→ **Description of the task**
Determine how many lines include the word "ffffff", then give that number and nothing more.

··· Extracted entries ···

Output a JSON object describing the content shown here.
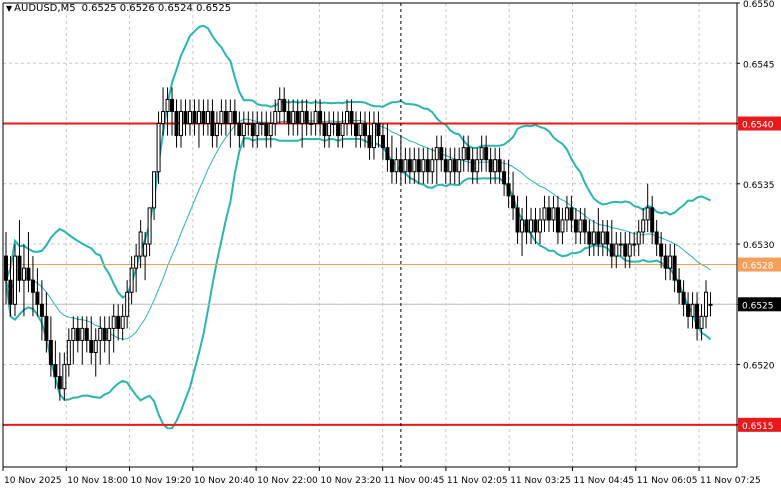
{
  "header": {
    "symbol_tf": "AUDUSD,M5",
    "ohlc": "0.6525 0.6526 0.6524 0.6525"
  },
  "colors": {
    "background": "#ffffff",
    "grid": "#c8c8c8",
    "candle": "#000000",
    "bands": "#2ab5ad",
    "level_line": "#e8191a",
    "mid_level_line": "#f5a05a",
    "current_price_line": "#c0c0c0",
    "current_price_bg": "#000000",
    "current_price_text": "#ffffff"
  },
  "chart_data": {
    "type": "candlestick",
    "symbol": "AUDUSD",
    "timeframe": "M5",
    "ylim": [
      0.65115,
      0.655
    ],
    "y_ticks": [
      "0.6550",
      "0.6545",
      "0.6540",
      "0.6535",
      "0.6530",
      "0.6525",
      "0.6520",
      "0.6515"
    ],
    "x_ticks": [
      "10 Nov 2025",
      "10 Nov 18:00",
      "10 Nov 19:20",
      "10 Nov 20:40",
      "10 Nov 22:00",
      "10 Nov 23:20",
      "11 Nov 00:45",
      "11 Nov 02:05",
      "11 Nov 03:25",
      "11 Nov 04:45",
      "11 Nov 06:05",
      "11 Nov 07:25"
    ],
    "levels": [
      {
        "price": 0.654,
        "label": "0.6540",
        "color": "#e8191a"
      },
      {
        "price": 0.65283,
        "label": "0.6528",
        "color": "#f5a05a"
      },
      {
        "price": 0.6515,
        "label": "0.6515",
        "color": "#e8191a"
      }
    ],
    "current_price": {
      "price": 0.6525,
      "label": "0.6525"
    },
    "vline_category_index": 88,
    "bollinger_period": 20,
    "candles": [
      [
        0.6529,
        0.6531,
        0.6525,
        0.6527
      ],
      [
        0.6527,
        0.6529,
        0.6524,
        0.6525
      ],
      [
        0.6525,
        0.653,
        0.6524,
        0.6529
      ],
      [
        0.6529,
        0.6532,
        0.6526,
        0.6527
      ],
      [
        0.6527,
        0.653,
        0.6524,
        0.6528
      ],
      [
        0.6528,
        0.6531,
        0.6526,
        0.6527
      ],
      [
        0.6527,
        0.6529,
        0.6524,
        0.6526
      ],
      [
        0.6526,
        0.6528,
        0.6524,
        0.6525
      ],
      [
        0.6525,
        0.6527,
        0.6522,
        0.6524
      ],
      [
        0.6524,
        0.6526,
        0.6521,
        0.6522
      ],
      [
        0.6522,
        0.6524,
        0.6519,
        0.652
      ],
      [
        0.652,
        0.6522,
        0.6518,
        0.6519
      ],
      [
        0.6519,
        0.6521,
        0.6517,
        0.6518
      ],
      [
        0.6518,
        0.6521,
        0.6517,
        0.652
      ],
      [
        0.652,
        0.6523,
        0.6519,
        0.6522
      ],
      [
        0.6522,
        0.6524,
        0.652,
        0.6523
      ],
      [
        0.6523,
        0.6524,
        0.6521,
        0.6522
      ],
      [
        0.6522,
        0.6524,
        0.652,
        0.6523
      ],
      [
        0.6523,
        0.6524,
        0.6521,
        0.6522
      ],
      [
        0.6522,
        0.6524,
        0.652,
        0.6521
      ],
      [
        0.6521,
        0.6523,
        0.6519,
        0.6522
      ],
      [
        0.6522,
        0.6524,
        0.652,
        0.6523
      ],
      [
        0.6523,
        0.6524,
        0.6521,
        0.6522
      ],
      [
        0.6522,
        0.6524,
        0.652,
        0.6523
      ],
      [
        0.6523,
        0.6525,
        0.6521,
        0.6524
      ],
      [
        0.6524,
        0.6525,
        0.6522,
        0.6523
      ],
      [
        0.6523,
        0.6525,
        0.6522,
        0.6524
      ],
      [
        0.6524,
        0.6527,
        0.6523,
        0.6526
      ],
      [
        0.6526,
        0.6529,
        0.6525,
        0.6528
      ],
      [
        0.6528,
        0.653,
        0.6526,
        0.6529
      ],
      [
        0.6529,
        0.6532,
        0.6528,
        0.6531
      ],
      [
        0.6529,
        0.6531,
        0.6527,
        0.653
      ],
      [
        0.653,
        0.6533,
        0.6529,
        0.6533
      ],
      [
        0.6533,
        0.6536,
        0.6532,
        0.6536
      ],
      [
        0.6536,
        0.6541,
        0.6535,
        0.654
      ],
      [
        0.654,
        0.6543,
        0.6539,
        0.6541
      ],
      [
        0.6541,
        0.6543,
        0.6539,
        0.6542
      ],
      [
        0.6542,
        0.6543,
        0.6539,
        0.6541
      ],
      [
        0.6541,
        0.6542,
        0.6538,
        0.6539
      ],
      [
        0.6539,
        0.6542,
        0.6538,
        0.6541
      ],
      [
        0.6541,
        0.6542,
        0.6539,
        0.654
      ],
      [
        0.654,
        0.6542,
        0.6539,
        0.6541
      ],
      [
        0.6541,
        0.6542,
        0.6539,
        0.654
      ],
      [
        0.654,
        0.6542,
        0.6538,
        0.6541
      ],
      [
        0.6541,
        0.6542,
        0.6539,
        0.654
      ],
      [
        0.654,
        0.6542,
        0.6539,
        0.6541
      ],
      [
        0.6541,
        0.6542,
        0.6538,
        0.6539
      ],
      [
        0.6539,
        0.6541,
        0.6538,
        0.654
      ],
      [
        0.654,
        0.6542,
        0.6539,
        0.6541
      ],
      [
        0.6541,
        0.6542,
        0.6539,
        0.654
      ],
      [
        0.654,
        0.6542,
        0.6538,
        0.6541
      ],
      [
        0.6541,
        0.6542,
        0.6539,
        0.654
      ],
      [
        0.654,
        0.6541,
        0.6538,
        0.6539
      ],
      [
        0.6539,
        0.6541,
        0.6538,
        0.654
      ],
      [
        0.654,
        0.6541,
        0.6539,
        0.654
      ],
      [
        0.654,
        0.6541,
        0.6538,
        0.6539
      ],
      [
        0.6539,
        0.6541,
        0.6538,
        0.654
      ],
      [
        0.654,
        0.6541,
        0.6539,
        0.654
      ],
      [
        0.654,
        0.6541,
        0.6538,
        0.6539
      ],
      [
        0.6539,
        0.6541,
        0.6538,
        0.654
      ],
      [
        0.654,
        0.6542,
        0.6539,
        0.6541
      ],
      [
        0.6541,
        0.6543,
        0.654,
        0.6542
      ],
      [
        0.6542,
        0.6543,
        0.654,
        0.6541
      ],
      [
        0.6541,
        0.6542,
        0.6539,
        0.654
      ],
      [
        0.654,
        0.6542,
        0.6539,
        0.6541
      ],
      [
        0.6541,
        0.6542,
        0.6539,
        0.654
      ],
      [
        0.654,
        0.6542,
        0.6538,
        0.6541
      ],
      [
        0.6541,
        0.6542,
        0.6539,
        0.654
      ],
      [
        0.654,
        0.6541,
        0.6539,
        0.654
      ],
      [
        0.654,
        0.6542,
        0.6539,
        0.6541
      ],
      [
        0.6541,
        0.6542,
        0.6539,
        0.654
      ],
      [
        0.654,
        0.6541,
        0.6538,
        0.6539
      ],
      [
        0.6539,
        0.6541,
        0.6538,
        0.654
      ],
      [
        0.654,
        0.6541,
        0.6539,
        0.654
      ],
      [
        0.654,
        0.6541,
        0.6538,
        0.6539
      ],
      [
        0.6539,
        0.6541,
        0.6538,
        0.654
      ],
      [
        0.654,
        0.6542,
        0.6539,
        0.6541
      ],
      [
        0.6541,
        0.6542,
        0.6539,
        0.654
      ],
      [
        0.654,
        0.6541,
        0.6538,
        0.6539
      ],
      [
        0.6539,
        0.6541,
        0.6538,
        0.654
      ],
      [
        0.654,
        0.6541,
        0.6538,
        0.6539
      ],
      [
        0.6539,
        0.6541,
        0.6537,
        0.6538
      ],
      [
        0.6538,
        0.6541,
        0.6537,
        0.654
      ],
      [
        0.654,
        0.6541,
        0.6538,
        0.6539
      ],
      [
        0.6539,
        0.654,
        0.6537,
        0.6538
      ],
      [
        0.6538,
        0.654,
        0.6536,
        0.6537
      ],
      [
        0.6537,
        0.6539,
        0.6535,
        0.6536
      ],
      [
        0.6536,
        0.6538,
        0.6535,
        0.6537
      ],
      [
        0.6537,
        0.6539,
        0.6535,
        0.6536
      ],
      [
        0.6536,
        0.6538,
        0.6535,
        0.6537
      ],
      [
        0.6537,
        0.6538,
        0.6535,
        0.6536
      ],
      [
        0.6536,
        0.6538,
        0.6535,
        0.6537
      ],
      [
        0.6537,
        0.6538,
        0.6535,
        0.6536
      ],
      [
        0.6536,
        0.6538,
        0.6535,
        0.6537
      ],
      [
        0.6537,
        0.6538,
        0.6535,
        0.6536
      ],
      [
        0.6536,
        0.6538,
        0.6535,
        0.6537
      ],
      [
        0.6537,
        0.6539,
        0.6535,
        0.6538
      ],
      [
        0.6538,
        0.6539,
        0.6536,
        0.6537
      ],
      [
        0.6537,
        0.6538,
        0.6535,
        0.6536
      ],
      [
        0.6536,
        0.6538,
        0.6535,
        0.6537
      ],
      [
        0.6537,
        0.6538,
        0.6535,
        0.6536
      ],
      [
        0.6536,
        0.6538,
        0.6535,
        0.6537
      ],
      [
        0.6537,
        0.6539,
        0.6536,
        0.6538
      ],
      [
        0.6538,
        0.6539,
        0.6536,
        0.6537
      ],
      [
        0.6537,
        0.6538,
        0.6535,
        0.6536
      ],
      [
        0.6536,
        0.6538,
        0.6535,
        0.6537
      ],
      [
        0.6537,
        0.6539,
        0.6536,
        0.6538
      ],
      [
        0.6538,
        0.6539,
        0.6536,
        0.6537
      ],
      [
        0.6537,
        0.6538,
        0.6535,
        0.6536
      ],
      [
        0.6536,
        0.6538,
        0.6535,
        0.6537
      ],
      [
        0.6537,
        0.6538,
        0.6535,
        0.6536
      ],
      [
        0.6536,
        0.6537,
        0.6534,
        0.6535
      ],
      [
        0.6535,
        0.6537,
        0.6533,
        0.6534
      ],
      [
        0.6534,
        0.6536,
        0.6532,
        0.6533
      ],
      [
        0.6533,
        0.6534,
        0.653,
        0.6531
      ],
      [
        0.6531,
        0.6533,
        0.6529,
        0.6532
      ],
      [
        0.6532,
        0.6534,
        0.653,
        0.6531
      ],
      [
        0.6531,
        0.6533,
        0.653,
        0.6532
      ],
      [
        0.6532,
        0.6533,
        0.653,
        0.6531
      ],
      [
        0.6531,
        0.6533,
        0.653,
        0.6532
      ],
      [
        0.6532,
        0.6534,
        0.6531,
        0.6533
      ],
      [
        0.6533,
        0.6534,
        0.6531,
        0.6532
      ],
      [
        0.6532,
        0.6534,
        0.6531,
        0.6533
      ],
      [
        0.6533,
        0.6534,
        0.653,
        0.6531
      ],
      [
        0.6531,
        0.6533,
        0.653,
        0.6532
      ],
      [
        0.6532,
        0.6534,
        0.6531,
        0.6533
      ],
      [
        0.6533,
        0.6534,
        0.6531,
        0.6532
      ],
      [
        0.6532,
        0.6533,
        0.653,
        0.6531
      ],
      [
        0.6531,
        0.6533,
        0.653,
        0.6532
      ],
      [
        0.6532,
        0.6533,
        0.653,
        0.6531
      ],
      [
        0.6531,
        0.6532,
        0.6529,
        0.653
      ],
      [
        0.653,
        0.6532,
        0.6529,
        0.6531
      ],
      [
        0.6531,
        0.6533,
        0.6529,
        0.653
      ],
      [
        0.653,
        0.6532,
        0.6529,
        0.6531
      ],
      [
        0.6531,
        0.6532,
        0.6529,
        0.653
      ],
      [
        0.653,
        0.6532,
        0.6528,
        0.6529
      ],
      [
        0.6529,
        0.6531,
        0.6528,
        0.653
      ],
      [
        0.653,
        0.6531,
        0.6529,
        0.653
      ],
      [
        0.653,
        0.6531,
        0.6528,
        0.6529
      ],
      [
        0.6529,
        0.6531,
        0.6528,
        0.653
      ],
      [
        0.653,
        0.6531,
        0.6529,
        0.653
      ],
      [
        0.653,
        0.6532,
        0.6529,
        0.6531
      ],
      [
        0.6531,
        0.6533,
        0.653,
        0.6532
      ],
      [
        0.6532,
        0.6535,
        0.6531,
        0.6533
      ],
      [
        0.6533,
        0.6534,
        0.653,
        0.6531
      ],
      [
        0.6531,
        0.6532,
        0.6529,
        0.653
      ],
      [
        0.653,
        0.6531,
        0.6528,
        0.6529
      ],
      [
        0.6529,
        0.653,
        0.6527,
        0.6528
      ],
      [
        0.6528,
        0.653,
        0.6527,
        0.6529
      ],
      [
        0.6529,
        0.653,
        0.6526,
        0.6527
      ],
      [
        0.6527,
        0.6528,
        0.6525,
        0.6526
      ],
      [
        0.6526,
        0.6527,
        0.6524,
        0.6525
      ],
      [
        0.6525,
        0.6526,
        0.6523,
        0.6524
      ],
      [
        0.6524,
        0.6526,
        0.6523,
        0.6525
      ],
      [
        0.6525,
        0.6526,
        0.6522,
        0.6523
      ],
      [
        0.6523,
        0.6525,
        0.6522,
        0.6524
      ],
      [
        0.6524,
        0.6527,
        0.6523,
        0.6526
      ],
      [
        0.6525,
        0.6526,
        0.6524,
        0.6525
      ]
    ]
  }
}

···

→ **Answer to the problem**
2